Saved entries
§ §

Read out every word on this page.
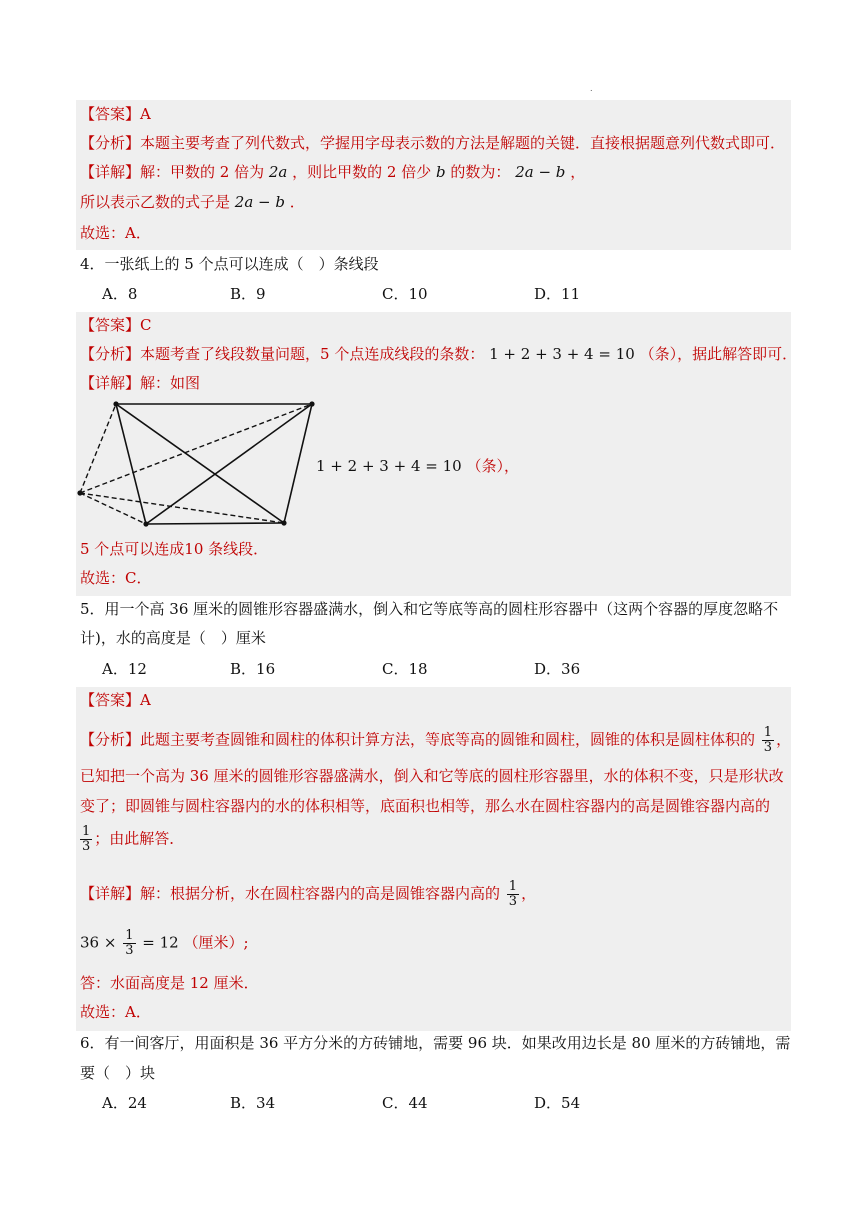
.
【答案】A
【分析】本题主要考查了列代数式，学握用字母表示数的方法是解题的关键．直接根据题意列代数式即可．
【详解】解：甲数的 2 倍为 2a ，则比甲数的 2 倍少 b 的数为： 2a − b ，
所以表示乙数的式子是 2a − b ．
故选：A．
4．一张纸上的 5 个点可以连成（　）条线段
A．8	B．9	C．10	D．11
【答案】C
【分析】本题考查了线段数量问题，5 个点连成线段的条数： 1 + 2 + 3 + 4 = 10 （条），据此解答即可．
【详解】解：如图
1 + 2 + 3 + 4 = 10 （条），
5 个点可以连成10 条线段．
故选：C．
5．用一个高 36 厘米的圆锥形容器盛满水，倒入和它等底等高的圆柱形容器中（这两个容器的厚度忽略不
计)，水的高度是（　）厘米
A．12	B．16	C．18	D．36
【答案】A
【分析】此题主要考查圆锥和圆柱的体积计算方法，等底等高的圆锥和圆柱，圆锥的体积是圆柱体积的 $\frac{1}{3}$ ，
已知把一个高为 36 厘米的圆锥形容器盛满水，倒入和它等底的圆柱形容器里，水的体积不变，只是形状改
变了；即圆锥与圆柱容器内的水的体积相等，底面积也相等，那么水在圆柱容器内的高是圆锥容器内高的
$\frac{1}{3}$ ；由此解答．
【详解】解：根据分析，水在圆柱容器内的高是圆锥容器内高的 $\frac{1}{3}$ ，
$36 \times \frac{1}{3} = 12$ （厘米）;
答：水面高度是 12 厘米．
故选：A．
6．有一间客厅，用面积是 36 平方分米的方砖铺地，需要 96 块．如果改用边长是 80 厘米的方砖铺地，需
要（　）块
A．24	B．34	C．44	D．54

§ §

▶ **Exercise goal**
Using the records above, retype everything exactly except the pictures.

▶ **Result**
Read out every word on this page.
.
【答案】A
【分析】本题主要考查了列代数式，学握用字母表示数的方法是解题的关键．直接根据题意列代数式即可．
【详解】解：甲数的 2 倍为 2a ，则比甲数的 2 倍少 b 的数为： 2a − b ，
所以表示乙数的式子是 2a − b ．
故选：A．
4．一张纸上的 5 个点可以连成（　）条线段
A．8	B．9	C．10	D．11
【答案】C
【分析】本题考查了线段数量问题，5 个点连成线段的条数： 1 + 2 + 3 + 4 = 10 （条），据此解答即可．
【详解】解：如图
1 + 2 + 3 + 4 = 10 （条），
5 个点可以连成10 条线段．
故选：C．
5．用一个高 36 厘米的圆锥形容器盛满水，倒入和它等底等高的圆柱形容器中（这两个容器的厚度忽略不
计)，水的高度是（　）厘米
A．12	B．16	C．18	D．36
【答案】A
【分析】此题主要考查圆锥和圆柱的体积计算方法，等底等高的圆锥和圆柱，圆锥的体积是圆柱体积的 $\frac{1}{3}$ ，
已知把一个高为 36 厘米的圆锥形容器盛满水，倒入和它等底的圆柱形容器里，水的体积不变，只是形状改
变了；即圆锥与圆柱容器内的水的体积相等，底面积也相等，那么水在圆柱容器内的高是圆锥容器内高的
$\frac{1}{3}$ ；由此解答．
【详解】解：根据分析，水在圆柱容器内的高是圆锥容器内高的 $\frac{1}{3}$ ，
$36 \times \frac{1}{3} = 12$ （厘米）;
答：水面高度是 12 厘米．
故选：A．
6．有一间客厅，用面积是 36 平方分米的方砖铺地，需要 96 块．如果改用边长是 80 厘米的方砖铺地，需
要（　）块
A．24	B．34	C．44	D．54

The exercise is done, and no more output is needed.